Dokumenttext:
########
Konischer Heckenschnitt
Konischer Heckenschnitt nach Lehrbuch.

In den Lehrbüchern wird von alters her gefordert, Hecken – besonders Koniferen – konisch zu schneiden (also abgeschrägt unten breiter als oben), damit diese am Fuß nicht kahl werden. Durch die abgeschrägten Seiten bekommen sie dann bis zum Fuß ordentlich Licht und bleiben bis unten grün. Allerdings finde ich diese konisch geschnittenen Hecken nicht besonders "sexy".

In der Praxis findet man auch kaum diese Heckenform. Außerdem ist es doch auch nicht so schlimm, wenn dann doch mal eine Hecke untenherum etwas kahl wird - oder? Man kann dieses Problem natürlich von Vornherein ausschließen, wenn man Heckengehölze verwendet, die für ihre Entwicklung nicht viel Licht benötigen und die sich von Natur aus leicht von unten her bestocken*. Zu diesen Gehölzen zählen die Eibe, die Hainbuchenhecken sowie die Berberitze (Berberis vulgaris).
*Bestocken heißt: Gehölze treiben leicht auch kurz über dem Boden neue Triebe.

Wer dennoch seine Hecken schräg schneiden möchte, der halte sich an diese Maßgabe:

"Als Faustregel gilt, dass Schnitthecken an ihrer Krone schmäler sein sollten als an der Basis. Auf diese Weise wird verhindert, dass die Hecken später infolge Lichtmangels von unten her verkahlen. Die Heckenwände sollten etwa eine Neigung von 5 bis 10 % aufweisen. Eine 5 %-ige Neigung z.B. bedeutet, dass bei einer 2 m hohen Hecke mit einer 1 m breiten Basis die Krone 80 cm breit ist."
########
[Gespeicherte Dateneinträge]
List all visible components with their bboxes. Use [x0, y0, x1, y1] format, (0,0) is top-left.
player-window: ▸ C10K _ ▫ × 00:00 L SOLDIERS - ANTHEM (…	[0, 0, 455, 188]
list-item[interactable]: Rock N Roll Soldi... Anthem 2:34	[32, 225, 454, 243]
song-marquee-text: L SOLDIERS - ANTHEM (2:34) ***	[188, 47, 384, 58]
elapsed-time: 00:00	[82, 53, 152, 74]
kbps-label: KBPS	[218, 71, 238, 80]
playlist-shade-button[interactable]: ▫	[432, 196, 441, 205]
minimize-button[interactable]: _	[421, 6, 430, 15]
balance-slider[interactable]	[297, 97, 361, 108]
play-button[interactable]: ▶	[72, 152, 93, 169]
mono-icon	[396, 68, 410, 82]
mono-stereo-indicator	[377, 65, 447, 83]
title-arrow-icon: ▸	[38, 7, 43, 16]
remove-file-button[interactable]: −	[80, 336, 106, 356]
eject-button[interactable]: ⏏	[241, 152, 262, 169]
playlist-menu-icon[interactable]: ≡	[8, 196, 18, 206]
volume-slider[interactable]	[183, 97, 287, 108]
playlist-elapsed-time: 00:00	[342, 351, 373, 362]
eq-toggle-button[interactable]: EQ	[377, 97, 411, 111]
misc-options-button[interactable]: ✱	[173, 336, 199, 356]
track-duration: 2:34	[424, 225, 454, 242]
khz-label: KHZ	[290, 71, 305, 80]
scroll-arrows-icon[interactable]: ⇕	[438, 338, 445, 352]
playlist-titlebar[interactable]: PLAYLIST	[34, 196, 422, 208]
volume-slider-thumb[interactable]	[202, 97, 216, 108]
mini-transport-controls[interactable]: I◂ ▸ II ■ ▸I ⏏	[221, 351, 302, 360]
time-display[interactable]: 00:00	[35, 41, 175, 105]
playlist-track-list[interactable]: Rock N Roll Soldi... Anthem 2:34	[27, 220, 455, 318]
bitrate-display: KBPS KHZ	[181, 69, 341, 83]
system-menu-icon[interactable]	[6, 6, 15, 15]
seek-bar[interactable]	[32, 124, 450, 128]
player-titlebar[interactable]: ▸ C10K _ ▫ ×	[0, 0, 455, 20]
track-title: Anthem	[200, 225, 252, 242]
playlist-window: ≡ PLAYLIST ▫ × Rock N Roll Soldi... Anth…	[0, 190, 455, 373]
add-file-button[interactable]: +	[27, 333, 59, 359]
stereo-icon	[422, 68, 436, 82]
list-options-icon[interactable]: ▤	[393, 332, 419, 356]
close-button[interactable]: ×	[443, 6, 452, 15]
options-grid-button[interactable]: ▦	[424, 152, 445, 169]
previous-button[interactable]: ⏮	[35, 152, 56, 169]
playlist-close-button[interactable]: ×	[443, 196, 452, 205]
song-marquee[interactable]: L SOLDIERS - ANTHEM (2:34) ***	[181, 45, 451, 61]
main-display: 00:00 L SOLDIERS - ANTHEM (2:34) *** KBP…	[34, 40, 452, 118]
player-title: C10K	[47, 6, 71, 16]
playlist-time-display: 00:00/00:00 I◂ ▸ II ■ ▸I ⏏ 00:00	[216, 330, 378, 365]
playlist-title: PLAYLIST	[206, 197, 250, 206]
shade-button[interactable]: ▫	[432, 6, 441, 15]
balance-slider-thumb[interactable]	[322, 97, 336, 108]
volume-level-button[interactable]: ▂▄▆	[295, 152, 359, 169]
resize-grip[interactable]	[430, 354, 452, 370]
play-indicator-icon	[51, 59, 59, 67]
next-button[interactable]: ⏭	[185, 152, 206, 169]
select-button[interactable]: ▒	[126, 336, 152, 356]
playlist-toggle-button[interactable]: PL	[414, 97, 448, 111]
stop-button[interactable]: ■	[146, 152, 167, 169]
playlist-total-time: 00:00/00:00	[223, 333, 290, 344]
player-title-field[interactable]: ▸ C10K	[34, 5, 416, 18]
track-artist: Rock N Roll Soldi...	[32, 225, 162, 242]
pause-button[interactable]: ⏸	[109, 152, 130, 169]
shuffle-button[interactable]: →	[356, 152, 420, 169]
########
Übungsziel: Wie lautet die Passage im Text zum konischen Heckenschnitt von „In der Praxis“ bis einschließlich „Berberitze (Berberis vulgaris).“, wenn Sie darin „Eibe“ gegen „Stechpalme“ austauschen?

Lösung zur Aufgabe:
In der Praxis findet man auch kaum diese Heckenform. Außerdem ist es doch auch nicht so schlimm, wenn dann doch mal eine Hecke untenherum etwas kahl wird - oder? Man kann dieses Problem natürlich von Vornherein ausschließen, wenn man Heckengehölze verwendet, die für ihre Entwicklung nicht viel Licht benötigen und die sich von Natur aus leicht von unten her bestocken*. Zu diesen Gehölzen zählen die Stechpalme, die Hainbuchenhecken sowie die Berberitze (Berberis vulgaris).